Description of the task
With the pictures omitted, write out the entries that follow exactly as they stand.

Given records

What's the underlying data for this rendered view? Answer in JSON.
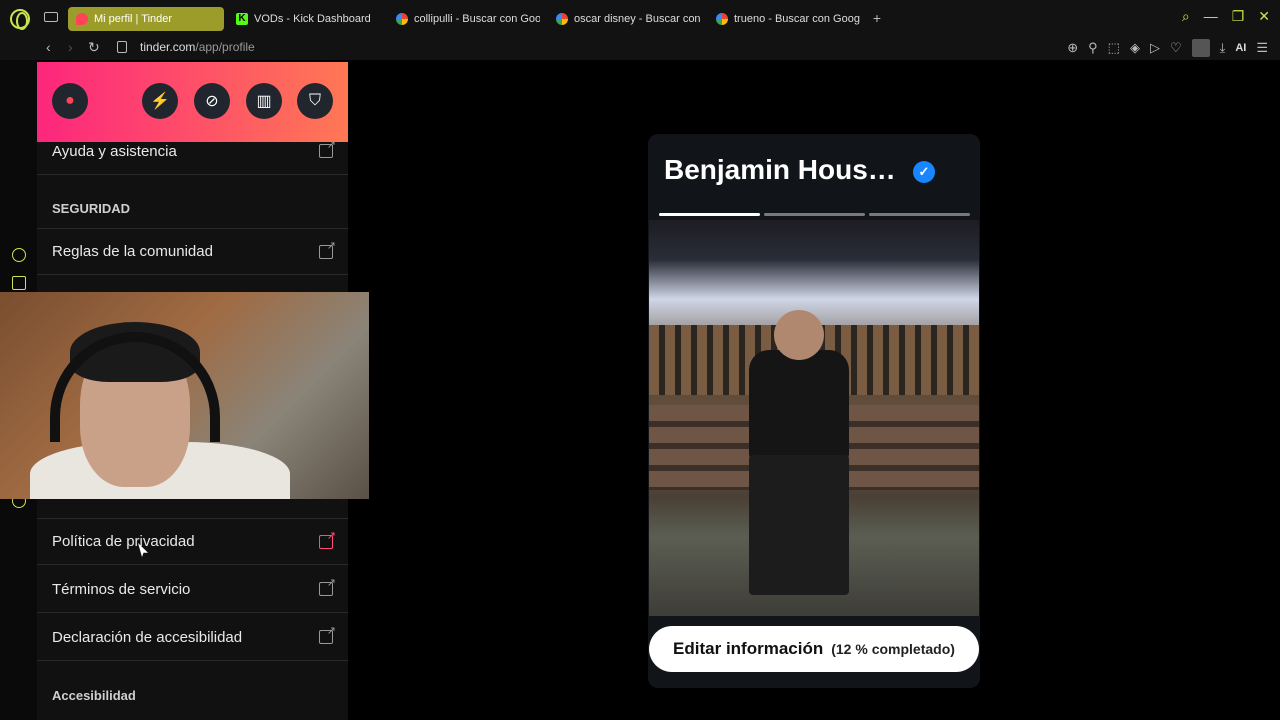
{
  "browser": {
    "tabs": [
      {
        "label": "Mi perfil | Tinder",
        "active": true,
        "favicon": "tinder"
      },
      {
        "label": "VODs - Kick Dashboard",
        "active": false,
        "favicon": "kick"
      },
      {
        "label": "collipulli - Buscar con Goo",
        "active": false,
        "favicon": "google"
      },
      {
        "label": "oscar disney - Buscar con",
        "active": false,
        "favicon": "google"
      },
      {
        "label": "trueno - Buscar con Googl",
        "active": false,
        "favicon": "google"
      }
    ],
    "url_host": "tinder.com",
    "url_path": "/app/profile",
    "ai_label": "AI"
  },
  "sidebar": {
    "help_label": "Ayuda y asistencia",
    "security_section": "SEGURIDAD",
    "community_rules": "Reglas de la comunidad",
    "privacy_policy": "Política de privacidad",
    "terms": "Términos de servicio",
    "accessibility_statement": "Declaración de accesibilidad",
    "accessibility_section": "Accesibilidad"
  },
  "profile": {
    "name": "Benjamin Hous…",
    "verified_icon": "verified-check",
    "photo_count": 3,
    "active_photo": 1,
    "edit_label": "Editar información",
    "completion_label": "(12 % completado)"
  },
  "colors": {
    "accent": "#c8e64b",
    "tinder_gradient_start": "#fd267d",
    "tinder_gradient_end": "#ff7854",
    "verified": "#1786ff"
  }
}
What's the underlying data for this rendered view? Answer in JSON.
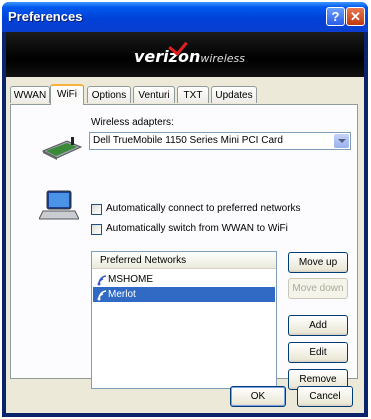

Expected answer
What's the underlying data for this rendered view? Answer in JSON.
{
  "browser": {
    "tabs": [
      {
        "label": "Mi perfil | Tinder",
        "active": true,
        "favicon": "tinder"
      },
      {
        "label": "VODs - Kick Dashboard",
        "active": false,
        "favicon": "kick"
      },
      {
        "label": "collipulli - Buscar con Goo",
        "active": false,
        "favicon": "google"
      },
      {
        "label": "oscar disney - Buscar con",
        "active": false,
        "favicon": "google"
      },
      {
        "label": "trueno - Buscar con Googl",
        "active": false,
        "favicon": "google"
      }
    ],
    "url_host": "tinder.com",
    "url_path": "/app/profile",
    "ai_label": "AI"
  },
  "sidebar": {
    "help_label": "Ayuda y asistencia",
    "security_section": "SEGURIDAD",
    "community_rules": "Reglas de la comunidad",
    "privacy_policy": "Política de privacidad",
    "terms": "Términos de servicio",
    "accessibility_statement": "Declaración de accesibilidad",
    "accessibility_section": "Accesibilidad"
  },
  "profile": {
    "name": "Benjamin Hous…",
    "verified_icon": "verified-check",
    "photo_count": 3,
    "active_photo": 1,
    "edit_label": "Editar información",
    "completion_label": "(12 % completado)"
  },
  "colors": {
    "accent": "#c8e64b",
    "tinder_gradient_start": "#fd267d",
    "tinder_gradient_end": "#ff7854",
    "verified": "#1786ff"
  }
}
What's the underlying data for this rendered view? Answer in JSON.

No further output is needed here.